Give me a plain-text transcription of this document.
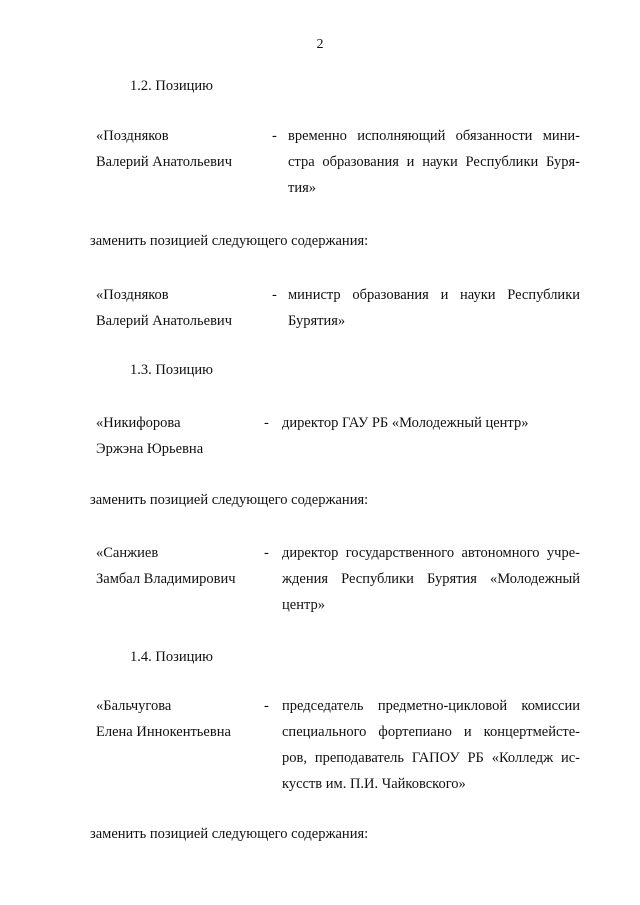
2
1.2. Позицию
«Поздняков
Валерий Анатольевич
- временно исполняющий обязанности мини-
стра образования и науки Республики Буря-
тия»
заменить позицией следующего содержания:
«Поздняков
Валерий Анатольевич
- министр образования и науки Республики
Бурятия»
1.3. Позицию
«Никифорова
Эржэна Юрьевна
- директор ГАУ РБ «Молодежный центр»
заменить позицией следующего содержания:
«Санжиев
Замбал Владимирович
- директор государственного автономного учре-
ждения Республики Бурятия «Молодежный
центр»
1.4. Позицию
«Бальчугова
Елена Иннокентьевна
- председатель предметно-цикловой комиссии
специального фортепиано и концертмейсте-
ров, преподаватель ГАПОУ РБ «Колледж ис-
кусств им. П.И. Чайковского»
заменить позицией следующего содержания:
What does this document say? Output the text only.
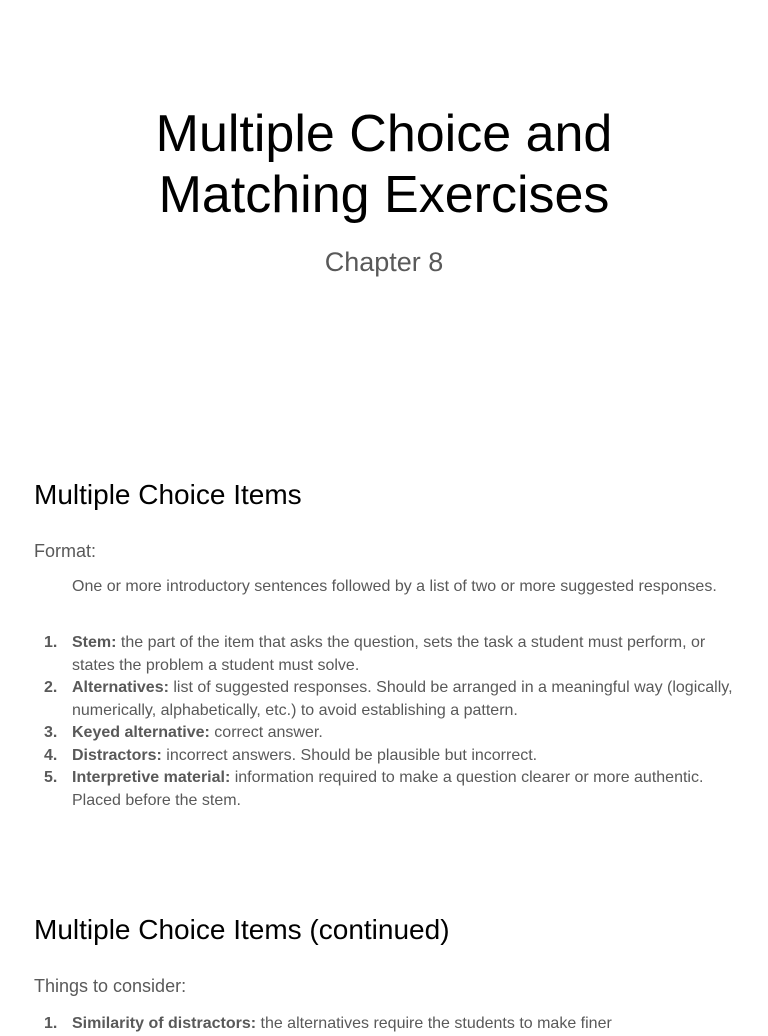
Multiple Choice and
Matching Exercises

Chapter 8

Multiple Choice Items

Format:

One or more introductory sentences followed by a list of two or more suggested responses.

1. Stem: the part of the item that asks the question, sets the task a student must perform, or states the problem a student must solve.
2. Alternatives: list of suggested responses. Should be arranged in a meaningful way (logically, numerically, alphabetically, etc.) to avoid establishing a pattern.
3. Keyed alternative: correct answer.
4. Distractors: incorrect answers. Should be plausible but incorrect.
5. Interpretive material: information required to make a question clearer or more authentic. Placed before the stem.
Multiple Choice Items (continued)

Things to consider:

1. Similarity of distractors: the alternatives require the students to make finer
• • •
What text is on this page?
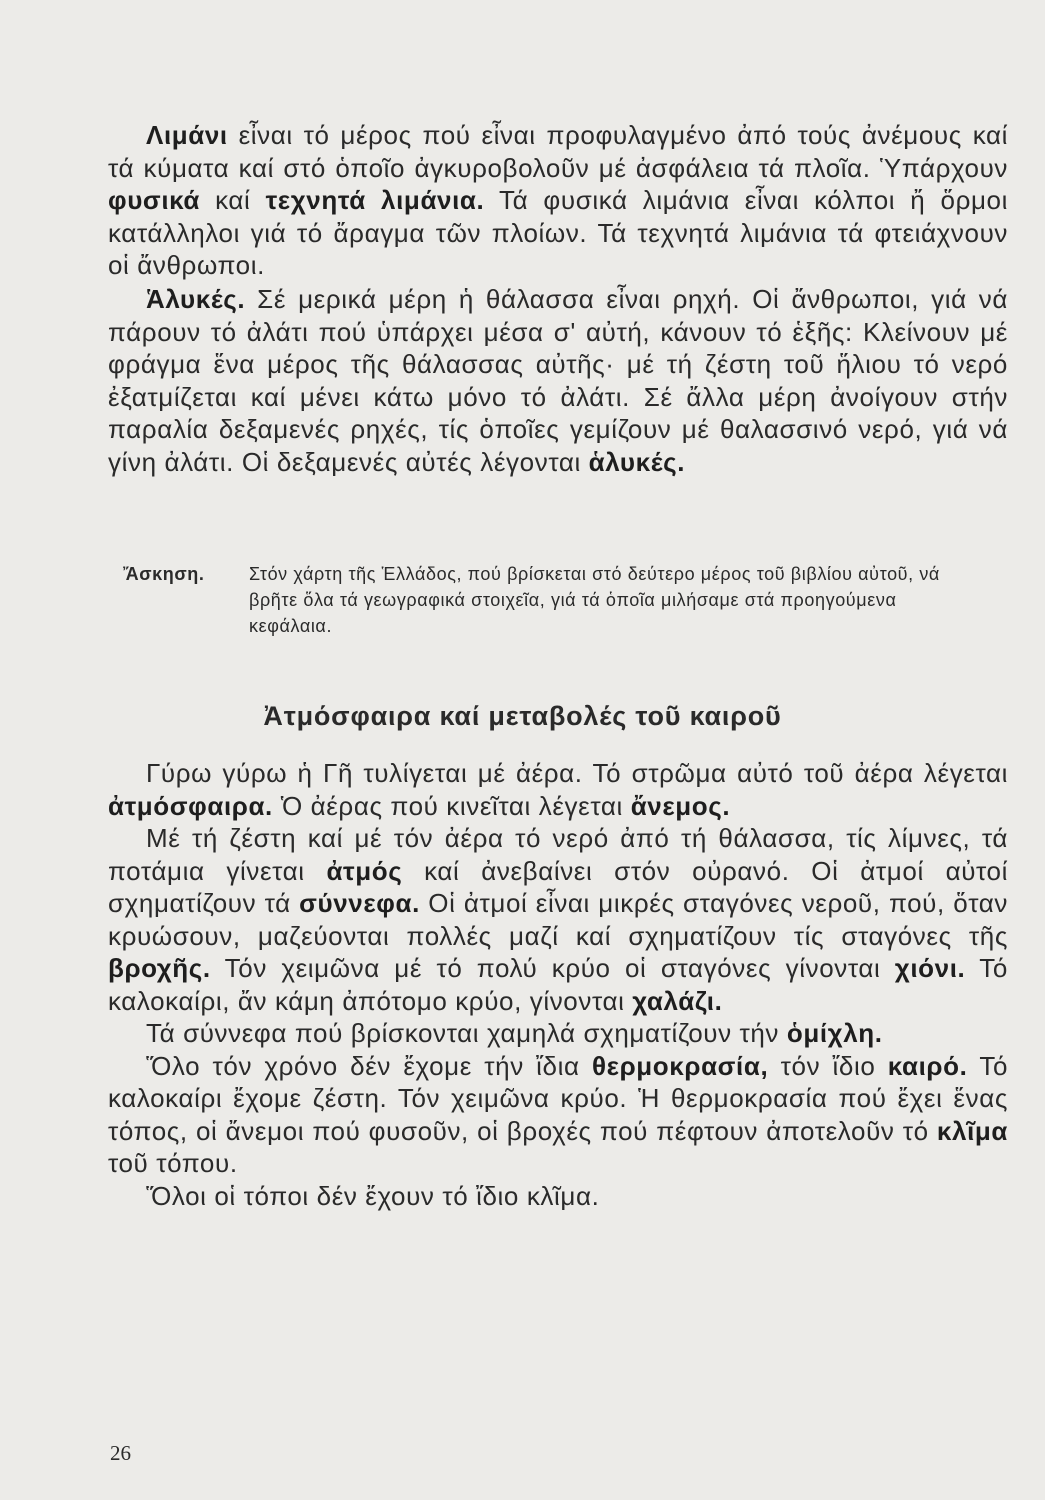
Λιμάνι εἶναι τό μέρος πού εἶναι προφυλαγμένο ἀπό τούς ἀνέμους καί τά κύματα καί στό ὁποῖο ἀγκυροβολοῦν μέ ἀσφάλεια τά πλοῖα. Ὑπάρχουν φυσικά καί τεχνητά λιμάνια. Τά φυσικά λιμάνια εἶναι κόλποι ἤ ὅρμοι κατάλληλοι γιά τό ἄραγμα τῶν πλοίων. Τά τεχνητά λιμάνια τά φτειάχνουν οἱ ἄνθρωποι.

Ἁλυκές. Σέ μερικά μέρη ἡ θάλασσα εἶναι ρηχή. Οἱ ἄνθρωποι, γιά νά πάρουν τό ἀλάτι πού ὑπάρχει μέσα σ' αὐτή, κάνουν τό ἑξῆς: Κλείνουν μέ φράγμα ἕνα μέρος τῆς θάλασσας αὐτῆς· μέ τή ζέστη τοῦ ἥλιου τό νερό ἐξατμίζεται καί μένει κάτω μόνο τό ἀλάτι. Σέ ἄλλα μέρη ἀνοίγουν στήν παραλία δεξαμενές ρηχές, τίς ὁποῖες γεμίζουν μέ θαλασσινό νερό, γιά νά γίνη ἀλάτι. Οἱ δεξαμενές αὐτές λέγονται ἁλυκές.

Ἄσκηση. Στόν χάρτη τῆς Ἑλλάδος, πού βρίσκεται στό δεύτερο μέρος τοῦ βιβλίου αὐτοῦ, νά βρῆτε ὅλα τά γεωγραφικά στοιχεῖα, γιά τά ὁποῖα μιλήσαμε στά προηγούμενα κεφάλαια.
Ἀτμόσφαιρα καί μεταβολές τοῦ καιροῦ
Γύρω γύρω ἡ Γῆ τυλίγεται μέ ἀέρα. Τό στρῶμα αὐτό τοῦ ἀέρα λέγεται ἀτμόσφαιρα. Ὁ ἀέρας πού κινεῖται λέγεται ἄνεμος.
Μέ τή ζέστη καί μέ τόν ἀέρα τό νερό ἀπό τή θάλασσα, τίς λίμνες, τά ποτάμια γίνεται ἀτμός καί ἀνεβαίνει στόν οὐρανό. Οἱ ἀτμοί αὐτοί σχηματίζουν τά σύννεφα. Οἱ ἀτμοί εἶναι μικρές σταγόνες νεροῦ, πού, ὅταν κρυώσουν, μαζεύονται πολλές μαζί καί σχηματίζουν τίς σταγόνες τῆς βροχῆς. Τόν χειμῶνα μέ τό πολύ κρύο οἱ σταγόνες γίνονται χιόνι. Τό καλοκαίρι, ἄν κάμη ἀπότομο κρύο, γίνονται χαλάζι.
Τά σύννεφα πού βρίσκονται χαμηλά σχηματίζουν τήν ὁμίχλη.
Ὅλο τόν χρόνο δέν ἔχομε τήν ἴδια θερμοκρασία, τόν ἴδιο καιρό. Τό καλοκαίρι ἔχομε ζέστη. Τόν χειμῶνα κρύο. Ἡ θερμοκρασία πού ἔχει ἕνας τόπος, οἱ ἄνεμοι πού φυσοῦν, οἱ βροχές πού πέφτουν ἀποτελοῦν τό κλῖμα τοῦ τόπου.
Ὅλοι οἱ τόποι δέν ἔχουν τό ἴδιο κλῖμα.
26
• • •
* [Exercise objective]: State how many lines of the listing include the word "κλῖμα". Reply with the number alone.

* [Written answer]: 2